# RECORDS PROVIDED
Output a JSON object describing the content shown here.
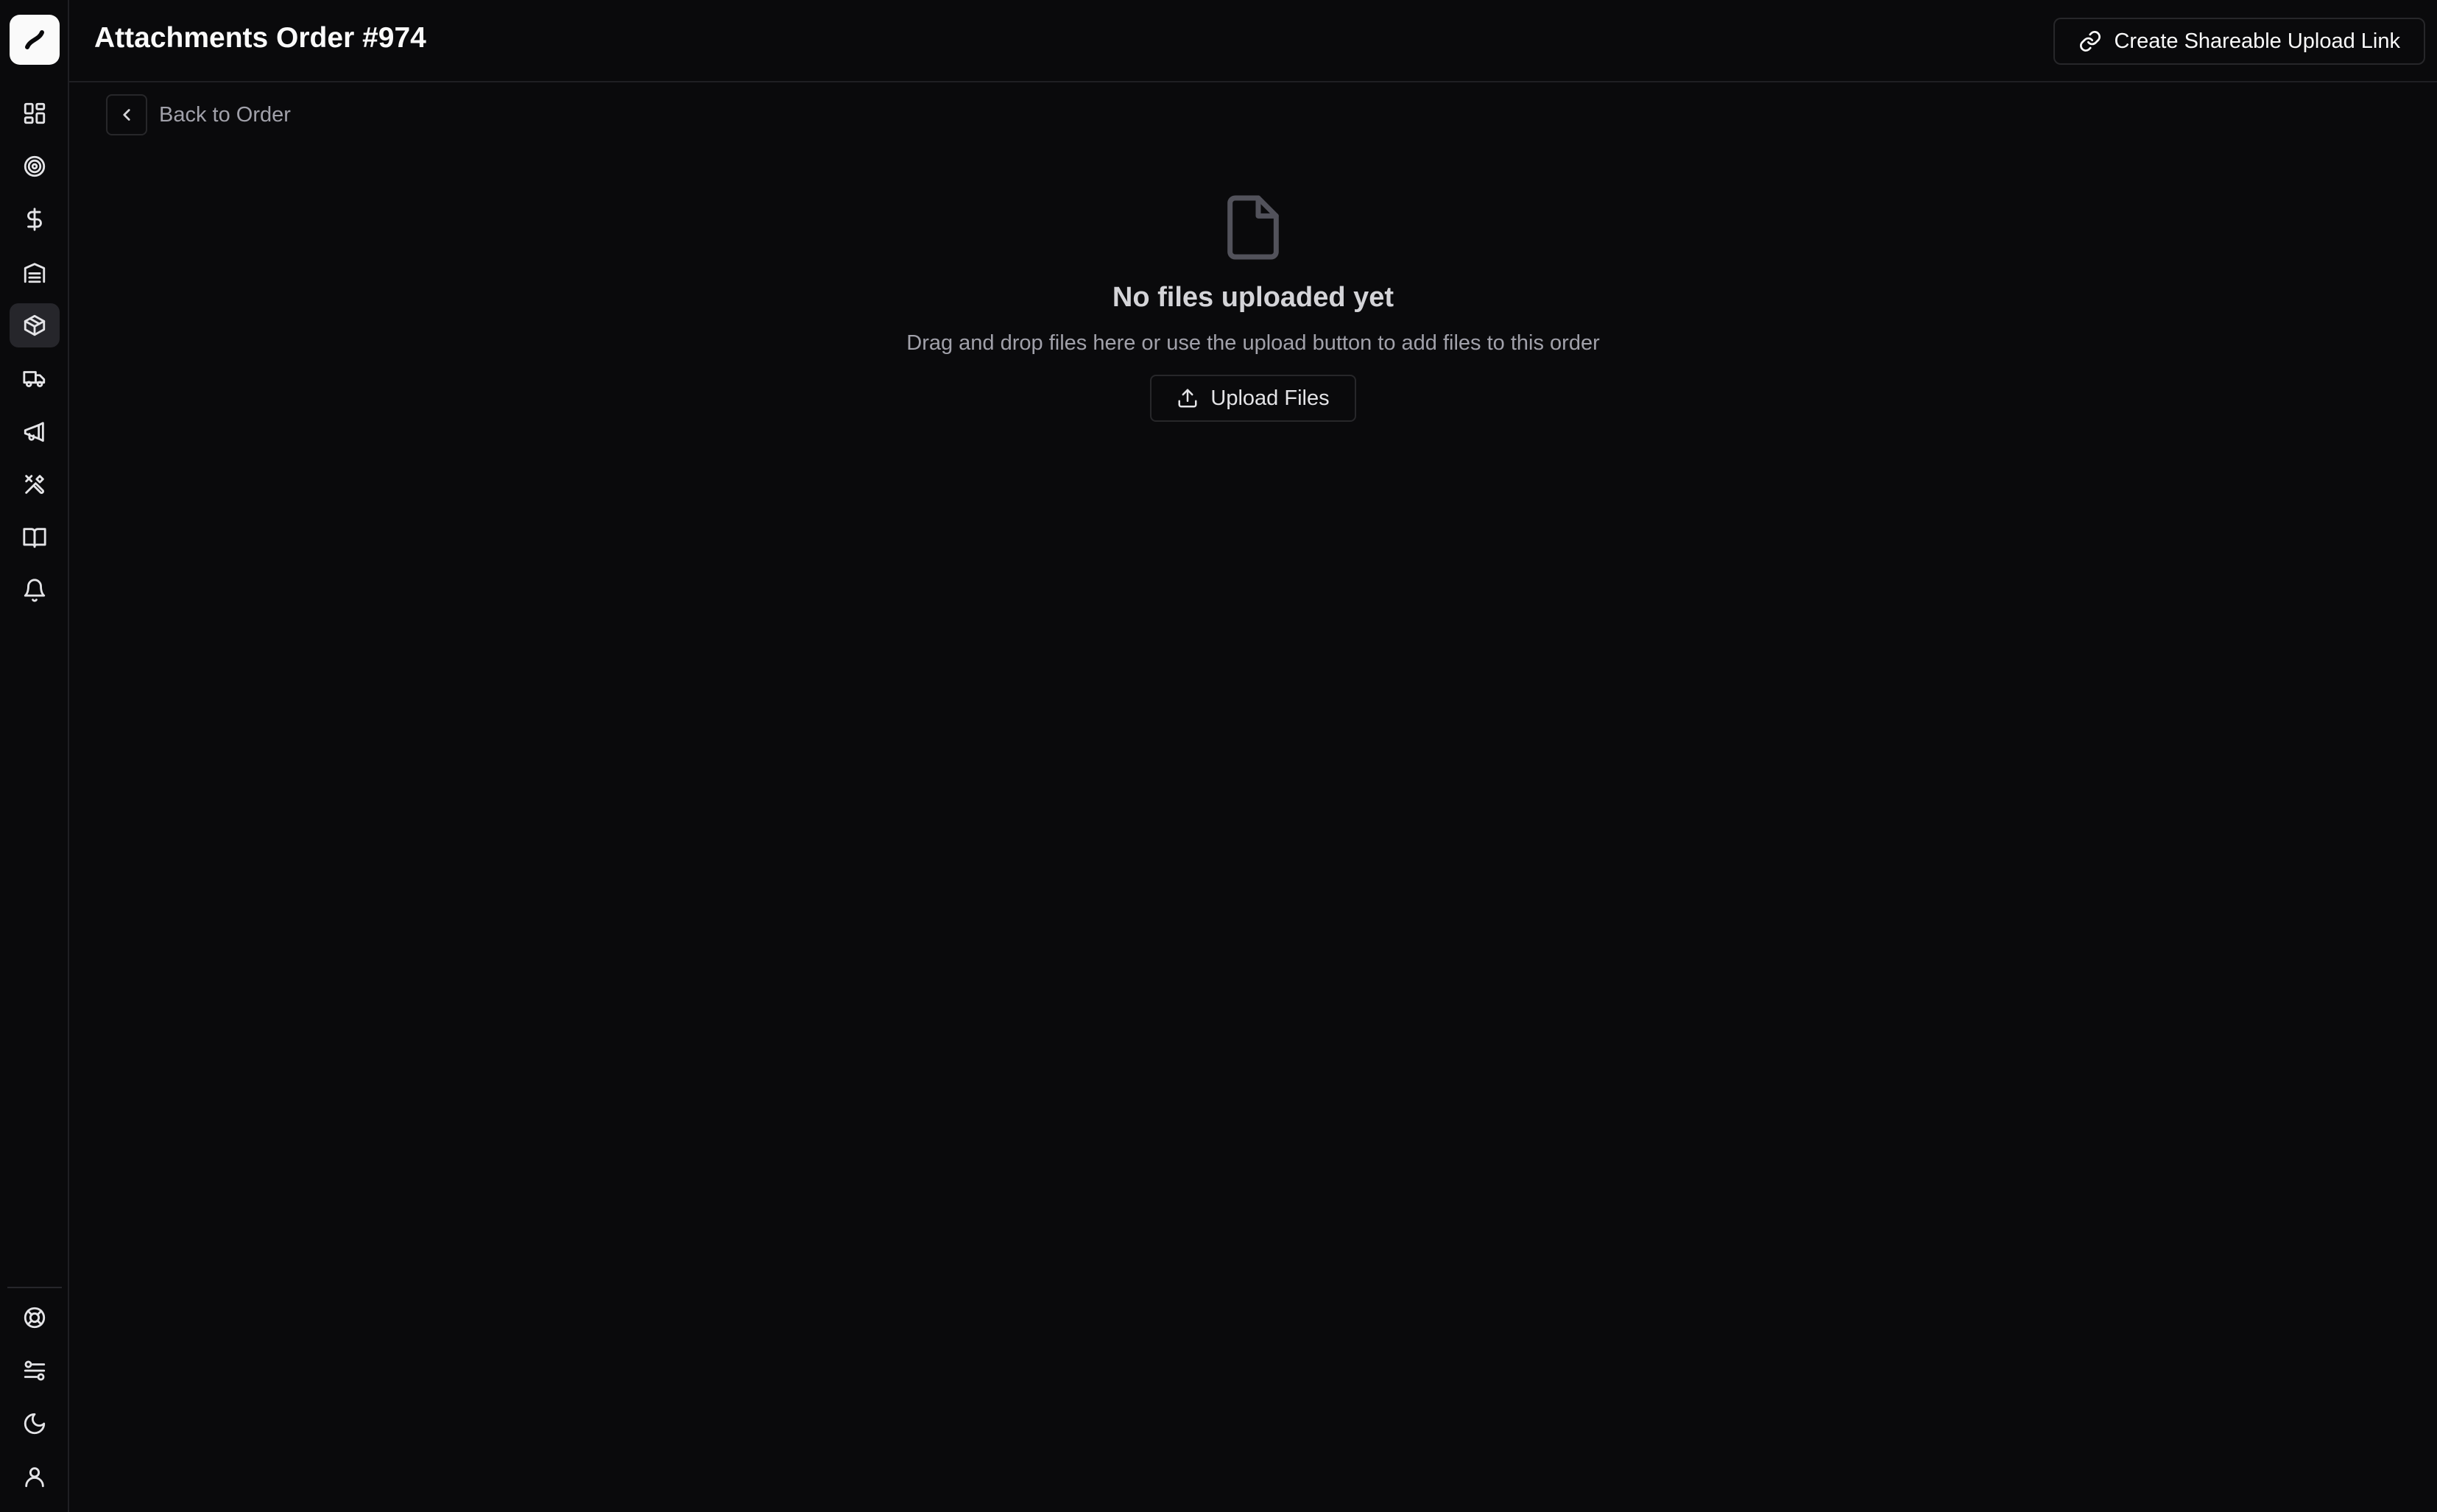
{
  "app": {
    "accent": "#fafafa",
    "background": "#0a0a0c",
    "logo_icon": "brand-logo-icon"
  },
  "header": {
    "title": "Attachments Order #974",
    "share_button": {
      "label": "Create Shareable Upload Link",
      "icon": "link-icon"
    }
  },
  "back": {
    "label": "Back to Order",
    "icon": "chevron-left-icon"
  },
  "sidebar": {
    "items": [
      {
        "id": "dashboard",
        "icon": "dashboard-icon"
      },
      {
        "id": "target",
        "icon": "target-icon"
      },
      {
        "id": "finance",
        "icon": "dollar-icon"
      },
      {
        "id": "warehouse",
        "icon": "warehouse-icon"
      },
      {
        "id": "orders",
        "icon": "package-icon",
        "active": true
      },
      {
        "id": "shipping",
        "icon": "truck-icon"
      },
      {
        "id": "marketing",
        "icon": "megaphone-icon"
      },
      {
        "id": "tools",
        "icon": "tools-icon"
      },
      {
        "id": "docs",
        "icon": "book-icon"
      },
      {
        "id": "notifications",
        "icon": "bell-icon"
      }
    ],
    "bottom": [
      {
        "id": "help",
        "icon": "lifebuoy-icon"
      },
      {
        "id": "settings",
        "icon": "sliders-icon"
      },
      {
        "id": "theme",
        "icon": "moon-icon"
      },
      {
        "id": "account",
        "icon": "user-icon"
      }
    ]
  },
  "empty_state": {
    "icon": "file-icon",
    "title": "No files uploaded yet",
    "description": "Drag and drop files here or use the upload button to add files to this order",
    "upload_button": {
      "label": "Upload Files",
      "icon": "upload-icon"
    }
  }
}
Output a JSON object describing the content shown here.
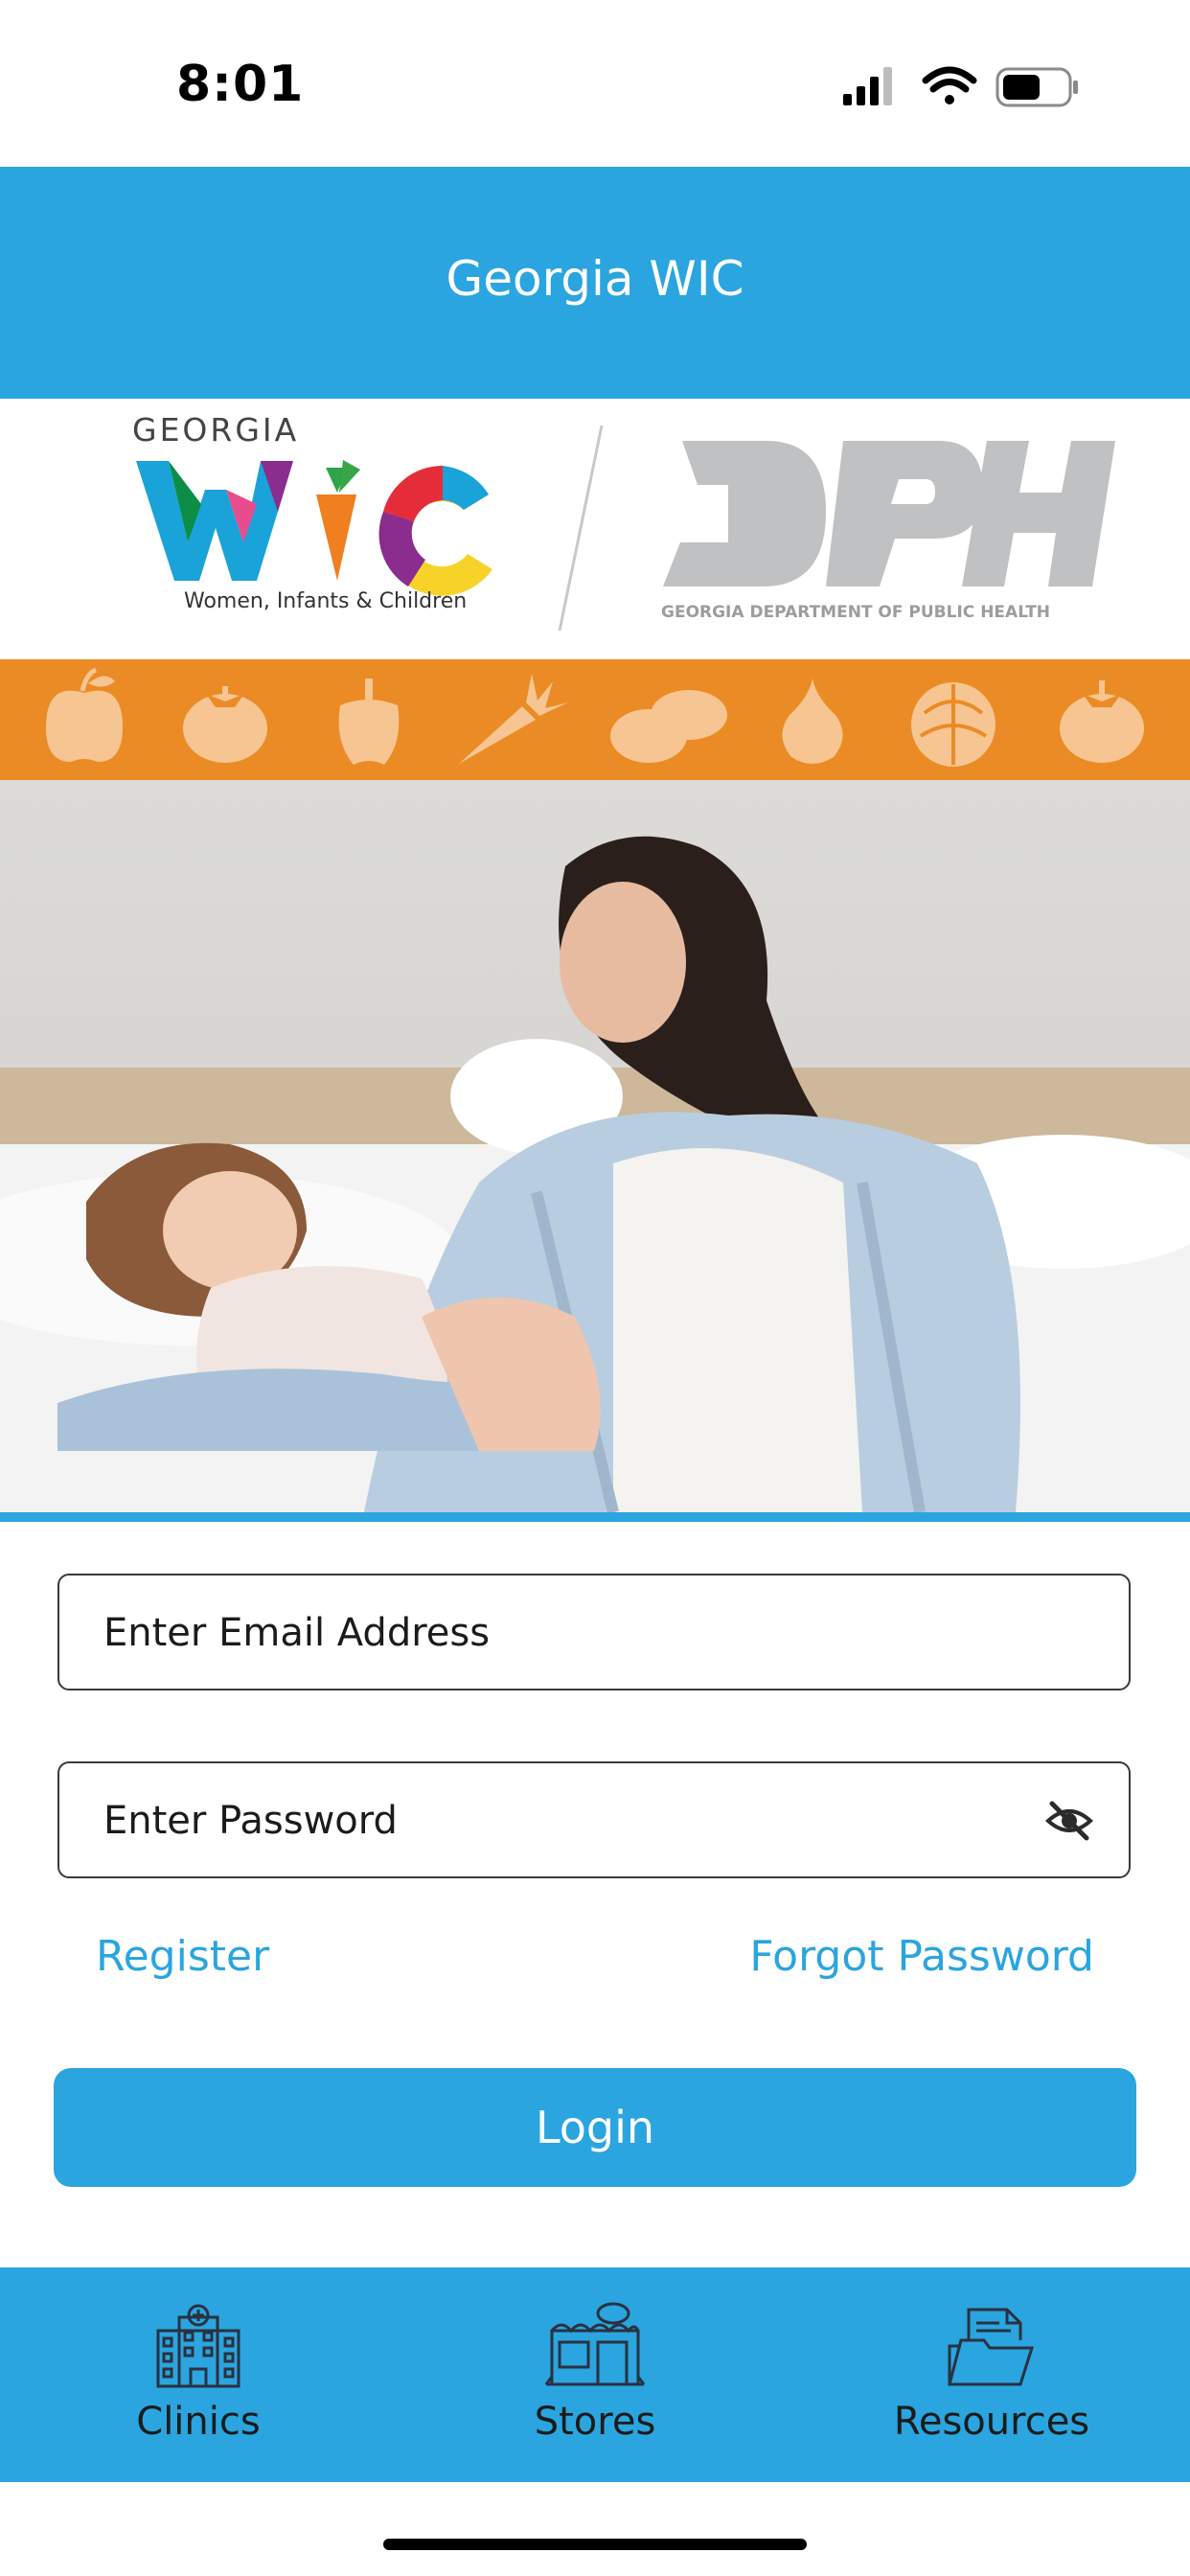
{
  "status_bar": {
    "time": "8:01",
    "signal": "cellular-signal-icon",
    "wifi": "wifi-icon",
    "battery": "battery-icon"
  },
  "header": {
    "title": "Georgia WIC"
  },
  "logos": {
    "wic": {
      "top_text": "GEORGIA",
      "wordmark": "WIC",
      "subtitle": "Women, Infants & Children"
    },
    "dph": {
      "wordmark": "DPH",
      "subtitle": "GEORGIA DEPARTMENT OF PUBLIC HEALTH"
    }
  },
  "produce_icons": [
    "apple-icon",
    "tomato-icon",
    "pepper-icon",
    "carrot-icon",
    "potato-icon",
    "onion-icon",
    "cabbage-icon",
    "tomato-icon"
  ],
  "hero_image": {
    "subject": "mother-and-child-photo"
  },
  "form": {
    "email_placeholder": "Enter Email Address",
    "password_placeholder": "Enter Password",
    "register_label": "Register",
    "forgot_label": "Forgot Password",
    "login_label": "Login"
  },
  "tabs": [
    {
      "label": "Clinics",
      "icon": "hospital-icon"
    },
    {
      "label": "Stores",
      "icon": "store-icon"
    },
    {
      "label": "Resources",
      "icon": "folder-icon"
    }
  ],
  "colors": {
    "primary": "#2aa5df",
    "produce_band": "#eb8b25",
    "produce_icon": "#f6c591"
  }
}
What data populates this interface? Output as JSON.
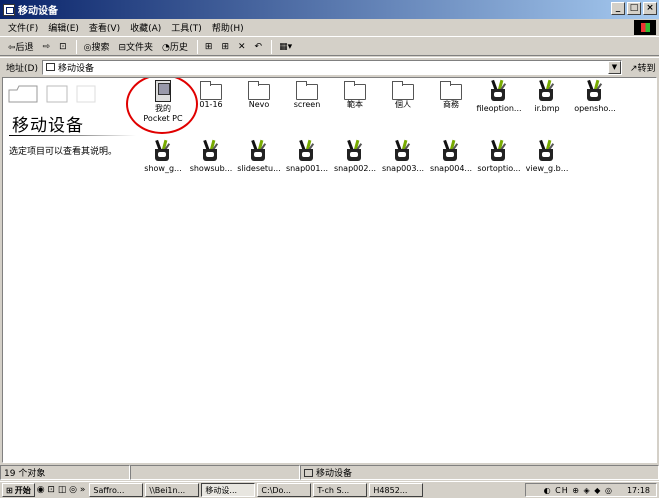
{
  "window": {
    "title": "移动设备",
    "buttons": {
      "minimize": "_",
      "maximize": "□",
      "close": "×"
    }
  },
  "menu": [
    "文件(F)",
    "编辑(E)",
    "查看(V)",
    "收藏(A)",
    "工具(T)",
    "帮助(H)"
  ],
  "toolbar": {
    "back": "⇦后退",
    "forward": "⇨",
    "up": "⊡",
    "search": "◎搜索",
    "folders": "⊟文件夹",
    "history": "◔历史",
    "move": "⊞",
    "copy": "⊞",
    "delete": "✕",
    "undo": "↶",
    "views": "▦▾"
  },
  "address": {
    "label": "地址(D)",
    "value": "移动设备",
    "go": "↗转到"
  },
  "left_pane": {
    "title": "移动设备",
    "description": "选定项目可以查看其说明。"
  },
  "items_row1": [
    {
      "label": "我的\nPocket PC",
      "icon": "pocket-pc-icon"
    },
    {
      "label": "01-16",
      "icon": "folder-icon"
    },
    {
      "label": "Nevo",
      "icon": "folder-icon"
    },
    {
      "label": "screen",
      "icon": "folder-icon"
    },
    {
      "label": "範本",
      "icon": "folder-icon"
    },
    {
      "label": "個人",
      "icon": "folder-icon"
    },
    {
      "label": "商務",
      "icon": "folder-icon"
    },
    {
      "label": "fileoption...",
      "icon": "image-file-icon"
    },
    {
      "label": "ir.bmp",
      "icon": "image-file-icon"
    },
    {
      "label": "opensho...",
      "icon": "image-file-icon"
    }
  ],
  "items_row2": [
    {
      "label": "show_g...",
      "icon": "image-file-icon"
    },
    {
      "label": "showsub...",
      "icon": "image-file-icon"
    },
    {
      "label": "slidesetu...",
      "icon": "image-file-icon"
    },
    {
      "label": "snap001...",
      "icon": "image-file-icon"
    },
    {
      "label": "snap002...",
      "icon": "image-file-icon"
    },
    {
      "label": "snap003...",
      "icon": "image-file-icon"
    },
    {
      "label": "snap004...",
      "icon": "image-file-icon"
    },
    {
      "label": "sortoptio...",
      "icon": "image-file-icon"
    },
    {
      "label": "view_g.b...",
      "icon": "image-file-icon"
    }
  ],
  "status": {
    "count": "19 个对象",
    "location": "移动设备"
  },
  "taskbar": {
    "start": "开始",
    "quicklaunch": "◉ ⊡ ◫ ◎ »",
    "tasks": [
      "Saffro...",
      "\\\\Bei1n...",
      "移动设...",
      "C:\\Do...",
      "T-ch S...",
      "H4852..."
    ],
    "tray_icons": "◐ CH ⊕ ◈ ◆ ◎",
    "clock": "17:18"
  },
  "colors": {
    "titlebar_start": "#0a246a",
    "titlebar_end": "#a6caf0",
    "highlight_ring": "#e00000"
  }
}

# SET TASK
Copy out each line of the material that holds the word "this".

# FULL RESPONSE
    "description": "Drag and drop files here or use the upload button to add files to this order",
What data populates this interface? Output as JSON.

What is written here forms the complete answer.